* [WHAT THE TASK REQUIRES] Give the listing again character for character, but drop the images.

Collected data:
-------
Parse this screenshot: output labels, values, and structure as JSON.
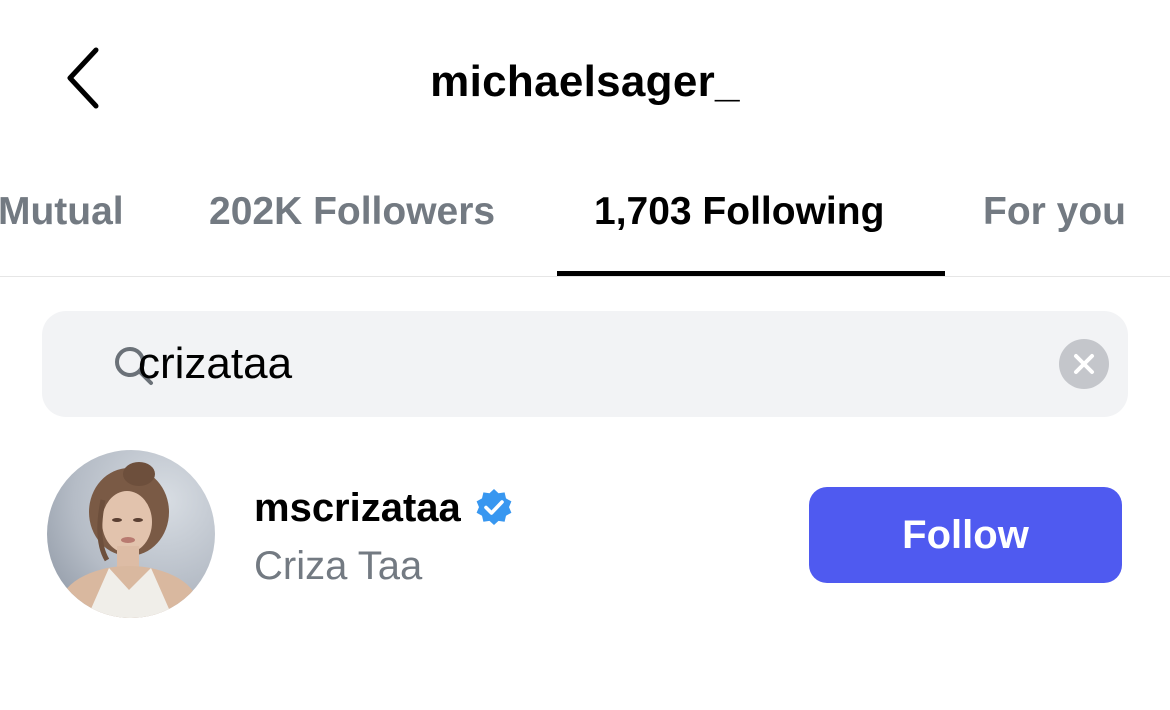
{
  "header": {
    "title": "michaelsager_",
    "back_icon": "chevron-left-icon"
  },
  "tabs": [
    {
      "label": "Mutual",
      "active": false
    },
    {
      "label": "202K Followers",
      "active": false
    },
    {
      "label": "1,703 Following",
      "active": true
    },
    {
      "label": "For you",
      "active": false
    }
  ],
  "search": {
    "value": "crizataa",
    "icon": "search-icon",
    "clear_icon": "clear-icon"
  },
  "results": [
    {
      "username": "mscrizataa",
      "full_name": "Criza Taa",
      "verified": true,
      "follow_label": "Follow"
    }
  ],
  "colors": {
    "accent": "#4f5af0",
    "verified": "#3897f0",
    "muted_text": "#737a82",
    "search_bg": "#f2f3f5"
  }
}
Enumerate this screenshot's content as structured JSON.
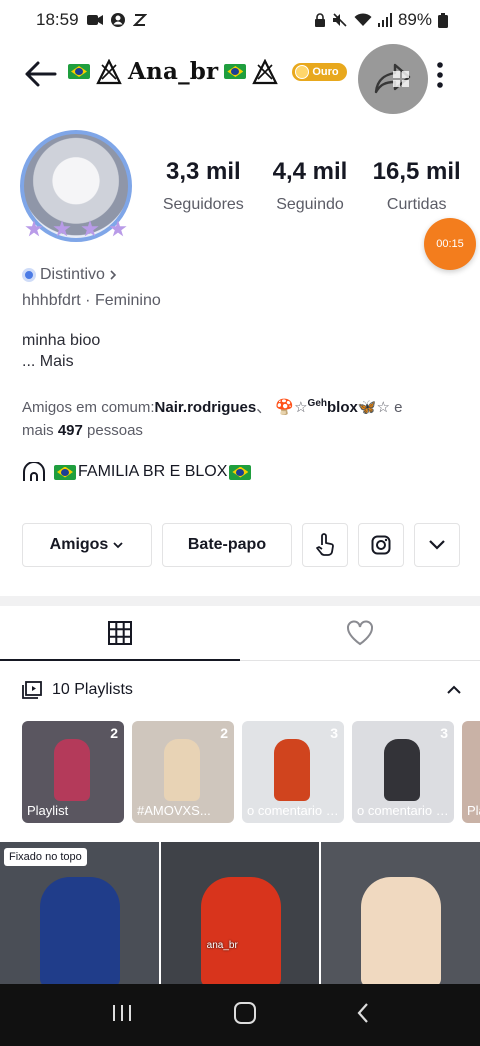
-------
* [OUTPUT]
Parse this screenshot: output labels, values, and structure as JSON.
{
  "header": {
    "title": "michaelsager_",
    "back_icon": "chevron-left-icon"
  },
  "tabs": [
    {
      "label": "Mutual",
      "active": false
    },
    {
      "label": "202K Followers",
      "active": false
    },
    {
      "label": "1,703 Following",
      "active": true
    },
    {
      "label": "For you",
      "active": false
    }
  ],
  "search": {
    "value": "crizataa",
    "icon": "search-icon",
    "clear_icon": "clear-icon"
  },
  "results": [
    {
      "username": "mscrizataa",
      "full_name": "Criza Taa",
      "verified": true,
      "follow_label": "Follow"
    }
  ],
  "colors": {
    "accent": "#4f5af0",
    "verified": "#3897f0",
    "muted_text": "#737a82",
    "search_bg": "#f2f3f5"
  }
}
Enumerate this screenshot's content as structured JSON.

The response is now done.